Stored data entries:
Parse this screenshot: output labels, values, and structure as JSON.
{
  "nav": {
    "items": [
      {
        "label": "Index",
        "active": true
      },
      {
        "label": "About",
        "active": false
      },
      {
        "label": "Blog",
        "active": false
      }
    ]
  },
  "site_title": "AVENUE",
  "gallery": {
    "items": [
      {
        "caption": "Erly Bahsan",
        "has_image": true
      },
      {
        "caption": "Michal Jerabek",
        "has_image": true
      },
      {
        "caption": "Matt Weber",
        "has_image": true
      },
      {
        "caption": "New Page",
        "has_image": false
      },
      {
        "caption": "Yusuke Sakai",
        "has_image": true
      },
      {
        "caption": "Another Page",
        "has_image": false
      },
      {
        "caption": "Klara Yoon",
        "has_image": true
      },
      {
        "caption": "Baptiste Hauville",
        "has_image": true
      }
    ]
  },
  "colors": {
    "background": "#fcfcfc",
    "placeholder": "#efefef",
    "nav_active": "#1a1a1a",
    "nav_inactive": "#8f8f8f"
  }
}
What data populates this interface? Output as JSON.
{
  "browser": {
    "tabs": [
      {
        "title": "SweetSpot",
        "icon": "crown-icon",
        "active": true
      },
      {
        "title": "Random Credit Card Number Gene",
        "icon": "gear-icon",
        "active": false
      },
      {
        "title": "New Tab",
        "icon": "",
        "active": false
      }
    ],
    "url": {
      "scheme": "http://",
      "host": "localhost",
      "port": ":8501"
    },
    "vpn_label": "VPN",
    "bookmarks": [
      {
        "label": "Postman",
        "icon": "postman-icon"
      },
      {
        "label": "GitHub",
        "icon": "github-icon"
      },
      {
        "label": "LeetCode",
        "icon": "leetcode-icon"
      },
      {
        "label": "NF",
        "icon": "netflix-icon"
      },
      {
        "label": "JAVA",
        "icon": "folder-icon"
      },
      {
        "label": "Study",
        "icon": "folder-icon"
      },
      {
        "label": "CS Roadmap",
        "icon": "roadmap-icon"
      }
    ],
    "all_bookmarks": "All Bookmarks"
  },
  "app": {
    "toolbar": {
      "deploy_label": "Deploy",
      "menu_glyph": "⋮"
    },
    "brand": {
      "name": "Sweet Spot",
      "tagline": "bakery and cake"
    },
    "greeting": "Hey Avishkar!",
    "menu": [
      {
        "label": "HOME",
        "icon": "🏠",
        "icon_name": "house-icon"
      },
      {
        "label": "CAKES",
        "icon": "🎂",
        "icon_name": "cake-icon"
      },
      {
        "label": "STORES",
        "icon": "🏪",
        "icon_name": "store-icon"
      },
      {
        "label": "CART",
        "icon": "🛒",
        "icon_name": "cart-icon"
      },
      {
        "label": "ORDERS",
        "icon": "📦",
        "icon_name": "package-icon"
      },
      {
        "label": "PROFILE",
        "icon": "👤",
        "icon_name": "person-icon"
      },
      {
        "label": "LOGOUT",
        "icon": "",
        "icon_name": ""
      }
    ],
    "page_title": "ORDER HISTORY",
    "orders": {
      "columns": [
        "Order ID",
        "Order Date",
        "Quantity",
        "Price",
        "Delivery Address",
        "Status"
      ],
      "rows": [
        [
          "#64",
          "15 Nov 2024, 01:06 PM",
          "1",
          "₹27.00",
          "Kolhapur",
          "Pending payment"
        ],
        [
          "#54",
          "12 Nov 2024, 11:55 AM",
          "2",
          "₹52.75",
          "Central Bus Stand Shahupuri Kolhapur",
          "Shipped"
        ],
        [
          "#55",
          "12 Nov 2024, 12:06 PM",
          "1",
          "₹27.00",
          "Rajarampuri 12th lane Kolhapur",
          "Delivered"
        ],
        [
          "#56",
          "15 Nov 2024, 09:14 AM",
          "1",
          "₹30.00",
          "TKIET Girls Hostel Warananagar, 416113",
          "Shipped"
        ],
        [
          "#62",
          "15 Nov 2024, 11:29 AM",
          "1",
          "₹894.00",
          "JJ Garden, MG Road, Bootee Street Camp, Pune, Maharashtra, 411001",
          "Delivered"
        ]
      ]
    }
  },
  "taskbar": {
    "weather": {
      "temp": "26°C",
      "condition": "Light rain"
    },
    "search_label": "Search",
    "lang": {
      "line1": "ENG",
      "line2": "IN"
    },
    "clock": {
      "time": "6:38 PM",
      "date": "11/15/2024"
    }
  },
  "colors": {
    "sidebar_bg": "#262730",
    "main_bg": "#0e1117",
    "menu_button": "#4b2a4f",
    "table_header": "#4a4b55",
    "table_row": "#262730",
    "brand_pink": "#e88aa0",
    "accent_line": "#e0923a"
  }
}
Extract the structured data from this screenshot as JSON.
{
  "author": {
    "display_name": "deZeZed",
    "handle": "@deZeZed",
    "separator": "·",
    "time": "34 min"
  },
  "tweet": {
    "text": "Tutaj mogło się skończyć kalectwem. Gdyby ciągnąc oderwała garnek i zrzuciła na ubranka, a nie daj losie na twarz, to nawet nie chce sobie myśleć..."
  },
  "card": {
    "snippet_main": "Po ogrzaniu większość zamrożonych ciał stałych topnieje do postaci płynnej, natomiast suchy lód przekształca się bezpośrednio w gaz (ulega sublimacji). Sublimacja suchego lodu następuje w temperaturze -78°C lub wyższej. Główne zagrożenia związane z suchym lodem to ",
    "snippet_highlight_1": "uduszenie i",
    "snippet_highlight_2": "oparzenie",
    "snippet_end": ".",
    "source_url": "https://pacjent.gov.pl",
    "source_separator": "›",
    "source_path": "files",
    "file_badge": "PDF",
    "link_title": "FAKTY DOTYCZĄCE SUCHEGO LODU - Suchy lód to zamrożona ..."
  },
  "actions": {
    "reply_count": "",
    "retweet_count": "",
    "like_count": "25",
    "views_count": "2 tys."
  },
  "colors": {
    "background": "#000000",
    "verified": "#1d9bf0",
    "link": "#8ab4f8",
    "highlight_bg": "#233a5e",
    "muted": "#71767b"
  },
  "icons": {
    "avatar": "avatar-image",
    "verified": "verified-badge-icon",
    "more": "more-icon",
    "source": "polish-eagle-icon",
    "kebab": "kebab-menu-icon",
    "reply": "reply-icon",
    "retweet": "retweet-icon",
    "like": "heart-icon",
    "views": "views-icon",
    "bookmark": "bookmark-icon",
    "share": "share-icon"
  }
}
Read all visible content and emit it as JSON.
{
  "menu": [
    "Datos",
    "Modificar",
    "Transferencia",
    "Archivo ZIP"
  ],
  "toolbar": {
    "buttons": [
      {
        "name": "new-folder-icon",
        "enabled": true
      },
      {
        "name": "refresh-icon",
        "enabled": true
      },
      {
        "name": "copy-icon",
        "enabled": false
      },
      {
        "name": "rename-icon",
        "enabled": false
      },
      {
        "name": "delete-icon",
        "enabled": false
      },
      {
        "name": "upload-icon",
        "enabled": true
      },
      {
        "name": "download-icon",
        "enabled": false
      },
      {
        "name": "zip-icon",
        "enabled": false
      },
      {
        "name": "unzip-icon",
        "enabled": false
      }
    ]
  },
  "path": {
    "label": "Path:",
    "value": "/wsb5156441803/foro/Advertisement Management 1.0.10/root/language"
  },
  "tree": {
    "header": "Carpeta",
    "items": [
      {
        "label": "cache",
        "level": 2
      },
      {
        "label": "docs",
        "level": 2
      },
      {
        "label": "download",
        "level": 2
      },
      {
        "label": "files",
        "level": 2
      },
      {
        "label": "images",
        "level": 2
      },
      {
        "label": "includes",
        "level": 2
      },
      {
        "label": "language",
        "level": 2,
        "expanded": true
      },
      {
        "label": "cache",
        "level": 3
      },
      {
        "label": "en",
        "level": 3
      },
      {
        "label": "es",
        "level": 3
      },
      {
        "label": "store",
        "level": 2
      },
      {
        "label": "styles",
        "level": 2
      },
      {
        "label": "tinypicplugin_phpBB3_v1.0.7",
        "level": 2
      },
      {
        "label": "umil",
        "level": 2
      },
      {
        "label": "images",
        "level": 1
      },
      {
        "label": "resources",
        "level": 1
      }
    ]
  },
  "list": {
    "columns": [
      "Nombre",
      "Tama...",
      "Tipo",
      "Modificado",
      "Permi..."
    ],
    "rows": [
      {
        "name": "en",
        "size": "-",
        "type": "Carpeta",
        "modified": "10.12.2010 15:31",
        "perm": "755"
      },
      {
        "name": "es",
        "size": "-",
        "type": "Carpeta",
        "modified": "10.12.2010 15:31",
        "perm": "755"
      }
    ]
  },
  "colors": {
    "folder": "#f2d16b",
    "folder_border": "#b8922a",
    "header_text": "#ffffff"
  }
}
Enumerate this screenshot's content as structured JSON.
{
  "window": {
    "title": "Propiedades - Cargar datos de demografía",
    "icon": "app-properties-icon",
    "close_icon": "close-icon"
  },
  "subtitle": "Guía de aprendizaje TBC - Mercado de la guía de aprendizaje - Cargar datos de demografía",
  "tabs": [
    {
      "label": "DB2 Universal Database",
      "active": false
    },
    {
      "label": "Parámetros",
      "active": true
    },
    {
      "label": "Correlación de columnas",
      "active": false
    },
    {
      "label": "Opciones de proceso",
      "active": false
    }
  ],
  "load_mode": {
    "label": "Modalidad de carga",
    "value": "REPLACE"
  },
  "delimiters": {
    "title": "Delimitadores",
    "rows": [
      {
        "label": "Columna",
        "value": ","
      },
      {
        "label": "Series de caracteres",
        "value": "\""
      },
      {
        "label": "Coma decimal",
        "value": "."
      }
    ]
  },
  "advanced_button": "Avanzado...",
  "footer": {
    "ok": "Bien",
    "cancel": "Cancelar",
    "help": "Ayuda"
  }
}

_Problem to work on_: In the records, locate each line holding the string "language" and copy it.

_Problem solution_:
    "value": "/wsb5156441803/foro/Advertisement Management 1.0.10/root/language"
        "label": "language",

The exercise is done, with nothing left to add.